(Records from a collection of figures)
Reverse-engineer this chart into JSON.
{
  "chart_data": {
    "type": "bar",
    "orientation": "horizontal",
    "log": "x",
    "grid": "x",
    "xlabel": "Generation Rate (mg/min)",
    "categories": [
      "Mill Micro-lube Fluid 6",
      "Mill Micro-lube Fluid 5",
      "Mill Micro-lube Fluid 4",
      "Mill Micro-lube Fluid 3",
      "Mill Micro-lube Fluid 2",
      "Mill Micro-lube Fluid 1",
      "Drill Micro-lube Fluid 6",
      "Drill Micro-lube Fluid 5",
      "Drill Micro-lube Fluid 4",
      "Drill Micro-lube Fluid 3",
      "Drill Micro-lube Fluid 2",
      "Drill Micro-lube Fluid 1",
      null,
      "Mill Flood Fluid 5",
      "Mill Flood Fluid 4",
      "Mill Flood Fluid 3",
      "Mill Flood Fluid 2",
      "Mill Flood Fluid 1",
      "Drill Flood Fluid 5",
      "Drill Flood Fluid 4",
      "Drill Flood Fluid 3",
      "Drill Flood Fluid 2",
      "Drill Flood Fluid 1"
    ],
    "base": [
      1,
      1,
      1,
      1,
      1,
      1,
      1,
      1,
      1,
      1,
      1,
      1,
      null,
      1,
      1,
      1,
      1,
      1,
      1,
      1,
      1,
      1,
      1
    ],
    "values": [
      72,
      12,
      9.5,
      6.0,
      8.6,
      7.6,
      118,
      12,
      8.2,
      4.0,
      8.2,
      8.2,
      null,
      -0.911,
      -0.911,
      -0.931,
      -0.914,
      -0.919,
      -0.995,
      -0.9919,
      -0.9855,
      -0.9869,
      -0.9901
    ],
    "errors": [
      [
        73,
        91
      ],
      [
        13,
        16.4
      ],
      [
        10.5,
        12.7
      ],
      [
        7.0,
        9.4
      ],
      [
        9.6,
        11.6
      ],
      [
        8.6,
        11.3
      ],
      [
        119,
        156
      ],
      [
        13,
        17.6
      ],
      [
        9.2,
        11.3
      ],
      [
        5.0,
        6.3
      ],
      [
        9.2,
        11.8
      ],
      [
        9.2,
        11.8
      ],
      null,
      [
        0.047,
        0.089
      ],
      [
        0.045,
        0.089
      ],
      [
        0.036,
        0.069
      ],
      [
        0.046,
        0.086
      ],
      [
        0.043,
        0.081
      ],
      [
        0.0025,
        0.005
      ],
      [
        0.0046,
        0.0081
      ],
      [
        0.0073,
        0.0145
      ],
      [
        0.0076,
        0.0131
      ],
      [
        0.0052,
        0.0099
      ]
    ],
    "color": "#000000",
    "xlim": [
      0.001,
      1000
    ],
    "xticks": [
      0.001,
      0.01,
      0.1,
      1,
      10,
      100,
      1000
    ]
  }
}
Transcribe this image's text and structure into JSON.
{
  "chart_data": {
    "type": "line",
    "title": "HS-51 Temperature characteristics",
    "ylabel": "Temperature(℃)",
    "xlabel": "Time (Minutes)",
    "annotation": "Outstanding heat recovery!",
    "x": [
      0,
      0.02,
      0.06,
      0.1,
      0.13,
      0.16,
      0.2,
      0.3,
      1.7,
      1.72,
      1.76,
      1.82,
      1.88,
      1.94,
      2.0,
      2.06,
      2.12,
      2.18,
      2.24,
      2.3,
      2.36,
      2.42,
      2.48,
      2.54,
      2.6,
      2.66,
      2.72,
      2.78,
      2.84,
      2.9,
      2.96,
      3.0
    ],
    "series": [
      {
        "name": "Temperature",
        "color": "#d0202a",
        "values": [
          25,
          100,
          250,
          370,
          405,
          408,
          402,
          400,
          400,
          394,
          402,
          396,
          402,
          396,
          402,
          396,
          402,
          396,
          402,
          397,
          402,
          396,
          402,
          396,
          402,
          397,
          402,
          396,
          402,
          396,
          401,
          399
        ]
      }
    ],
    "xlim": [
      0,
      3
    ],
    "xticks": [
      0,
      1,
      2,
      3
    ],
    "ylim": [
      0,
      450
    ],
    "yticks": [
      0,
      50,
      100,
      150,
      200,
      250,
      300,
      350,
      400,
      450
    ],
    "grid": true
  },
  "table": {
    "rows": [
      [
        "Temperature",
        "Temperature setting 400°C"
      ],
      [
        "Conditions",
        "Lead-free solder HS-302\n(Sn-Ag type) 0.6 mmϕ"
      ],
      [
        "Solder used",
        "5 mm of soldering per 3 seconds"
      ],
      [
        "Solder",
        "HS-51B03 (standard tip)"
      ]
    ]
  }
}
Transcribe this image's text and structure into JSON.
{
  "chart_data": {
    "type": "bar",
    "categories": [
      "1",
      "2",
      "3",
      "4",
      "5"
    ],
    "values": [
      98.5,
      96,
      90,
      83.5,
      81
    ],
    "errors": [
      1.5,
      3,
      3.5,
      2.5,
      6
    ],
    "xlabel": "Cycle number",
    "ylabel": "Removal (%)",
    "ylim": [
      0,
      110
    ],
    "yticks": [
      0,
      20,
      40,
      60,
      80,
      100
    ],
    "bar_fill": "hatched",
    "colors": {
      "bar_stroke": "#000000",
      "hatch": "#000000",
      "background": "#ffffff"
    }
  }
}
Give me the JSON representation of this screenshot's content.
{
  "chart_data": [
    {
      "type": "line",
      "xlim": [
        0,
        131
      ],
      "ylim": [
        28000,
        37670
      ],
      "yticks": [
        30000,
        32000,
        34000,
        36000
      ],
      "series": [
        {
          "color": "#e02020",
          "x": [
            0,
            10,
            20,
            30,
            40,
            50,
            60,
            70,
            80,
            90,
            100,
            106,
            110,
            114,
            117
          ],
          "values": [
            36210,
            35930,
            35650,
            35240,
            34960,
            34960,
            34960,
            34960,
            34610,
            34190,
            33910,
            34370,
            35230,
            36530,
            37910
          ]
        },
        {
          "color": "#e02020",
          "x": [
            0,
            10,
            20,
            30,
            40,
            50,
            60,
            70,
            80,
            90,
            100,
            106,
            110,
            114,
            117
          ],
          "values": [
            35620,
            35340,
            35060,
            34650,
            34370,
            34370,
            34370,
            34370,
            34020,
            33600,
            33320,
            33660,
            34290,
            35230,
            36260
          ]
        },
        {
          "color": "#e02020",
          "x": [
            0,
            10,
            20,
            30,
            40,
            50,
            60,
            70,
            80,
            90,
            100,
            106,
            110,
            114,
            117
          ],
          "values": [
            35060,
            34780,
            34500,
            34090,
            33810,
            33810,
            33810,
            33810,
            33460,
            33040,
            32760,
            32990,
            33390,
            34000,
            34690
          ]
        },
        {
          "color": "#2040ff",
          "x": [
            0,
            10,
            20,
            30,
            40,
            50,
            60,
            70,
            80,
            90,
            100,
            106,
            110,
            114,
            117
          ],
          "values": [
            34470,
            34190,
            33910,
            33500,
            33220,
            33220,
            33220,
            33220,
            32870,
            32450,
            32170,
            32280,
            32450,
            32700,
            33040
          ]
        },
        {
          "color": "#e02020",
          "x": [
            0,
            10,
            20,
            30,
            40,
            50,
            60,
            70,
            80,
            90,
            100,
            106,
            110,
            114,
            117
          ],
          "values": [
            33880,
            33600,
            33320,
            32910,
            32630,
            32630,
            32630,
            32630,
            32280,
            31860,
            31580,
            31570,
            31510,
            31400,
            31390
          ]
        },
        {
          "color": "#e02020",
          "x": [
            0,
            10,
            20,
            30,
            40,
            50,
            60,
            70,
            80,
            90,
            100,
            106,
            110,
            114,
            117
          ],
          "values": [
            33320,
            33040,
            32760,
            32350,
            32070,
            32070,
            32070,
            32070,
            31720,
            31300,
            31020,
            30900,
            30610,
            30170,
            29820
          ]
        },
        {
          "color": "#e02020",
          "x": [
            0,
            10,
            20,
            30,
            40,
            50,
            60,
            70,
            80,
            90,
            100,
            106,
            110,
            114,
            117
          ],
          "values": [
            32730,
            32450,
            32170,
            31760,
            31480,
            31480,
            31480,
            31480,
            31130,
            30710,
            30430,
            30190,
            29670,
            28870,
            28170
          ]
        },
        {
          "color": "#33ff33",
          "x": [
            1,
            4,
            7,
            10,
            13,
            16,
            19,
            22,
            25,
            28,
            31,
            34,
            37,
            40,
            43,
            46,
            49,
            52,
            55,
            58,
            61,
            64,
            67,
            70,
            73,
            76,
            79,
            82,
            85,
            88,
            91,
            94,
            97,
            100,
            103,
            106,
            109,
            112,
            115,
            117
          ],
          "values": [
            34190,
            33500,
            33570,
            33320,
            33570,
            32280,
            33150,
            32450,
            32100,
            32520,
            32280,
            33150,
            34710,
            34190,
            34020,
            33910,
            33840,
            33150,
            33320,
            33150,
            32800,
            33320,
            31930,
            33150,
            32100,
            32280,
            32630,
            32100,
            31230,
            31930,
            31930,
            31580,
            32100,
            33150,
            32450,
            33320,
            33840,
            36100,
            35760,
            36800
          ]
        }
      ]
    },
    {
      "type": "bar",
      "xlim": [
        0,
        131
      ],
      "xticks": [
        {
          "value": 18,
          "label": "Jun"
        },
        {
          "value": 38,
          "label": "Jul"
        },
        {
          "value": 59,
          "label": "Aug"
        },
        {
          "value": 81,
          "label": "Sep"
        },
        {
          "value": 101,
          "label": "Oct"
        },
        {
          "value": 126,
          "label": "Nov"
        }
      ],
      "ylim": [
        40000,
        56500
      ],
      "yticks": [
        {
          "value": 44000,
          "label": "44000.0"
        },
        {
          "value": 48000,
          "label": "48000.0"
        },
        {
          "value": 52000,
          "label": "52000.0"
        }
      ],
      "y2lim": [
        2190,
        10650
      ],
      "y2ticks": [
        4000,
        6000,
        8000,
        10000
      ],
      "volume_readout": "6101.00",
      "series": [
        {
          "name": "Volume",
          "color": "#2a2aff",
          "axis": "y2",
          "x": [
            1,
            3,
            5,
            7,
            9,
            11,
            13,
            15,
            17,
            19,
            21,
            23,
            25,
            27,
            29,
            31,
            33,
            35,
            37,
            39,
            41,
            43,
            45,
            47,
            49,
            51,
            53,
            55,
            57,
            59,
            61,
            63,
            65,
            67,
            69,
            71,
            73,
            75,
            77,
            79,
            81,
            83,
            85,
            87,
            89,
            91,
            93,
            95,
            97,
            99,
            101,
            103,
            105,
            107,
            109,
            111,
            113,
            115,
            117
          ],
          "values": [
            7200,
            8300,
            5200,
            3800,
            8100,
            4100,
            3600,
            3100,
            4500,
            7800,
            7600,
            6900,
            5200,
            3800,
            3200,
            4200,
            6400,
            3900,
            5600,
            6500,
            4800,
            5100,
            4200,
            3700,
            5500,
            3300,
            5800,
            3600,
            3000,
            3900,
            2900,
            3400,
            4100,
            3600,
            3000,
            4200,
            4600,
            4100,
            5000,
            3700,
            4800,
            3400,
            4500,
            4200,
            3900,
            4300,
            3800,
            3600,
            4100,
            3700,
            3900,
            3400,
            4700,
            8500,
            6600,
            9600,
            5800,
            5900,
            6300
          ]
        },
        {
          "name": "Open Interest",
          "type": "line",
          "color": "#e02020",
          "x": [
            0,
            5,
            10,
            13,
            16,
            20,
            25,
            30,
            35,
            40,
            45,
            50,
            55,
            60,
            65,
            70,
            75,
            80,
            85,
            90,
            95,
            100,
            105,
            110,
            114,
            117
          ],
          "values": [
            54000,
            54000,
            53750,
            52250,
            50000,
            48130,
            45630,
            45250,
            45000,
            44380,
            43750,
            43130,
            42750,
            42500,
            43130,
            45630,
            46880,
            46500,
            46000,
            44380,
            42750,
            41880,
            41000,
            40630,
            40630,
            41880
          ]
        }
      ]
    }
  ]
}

WHAT TO PRODUCE -
Filter the records above for "Flood" and copy every matching line.

THE OUTPUT -
      "Mill Flood Fluid 5",
      "Mill Flood Fluid 4",
      "Mill Flood Fluid 3",
      "Mill Flood Fluid 2",
      "Mill Flood Fluid 1",
      "Drill Flood Fluid 5",
      "Drill Flood Fluid 4",
      "Drill Flood Fluid 3",
      "Drill Flood Fluid 2",
      "Drill Flood Fluid 1"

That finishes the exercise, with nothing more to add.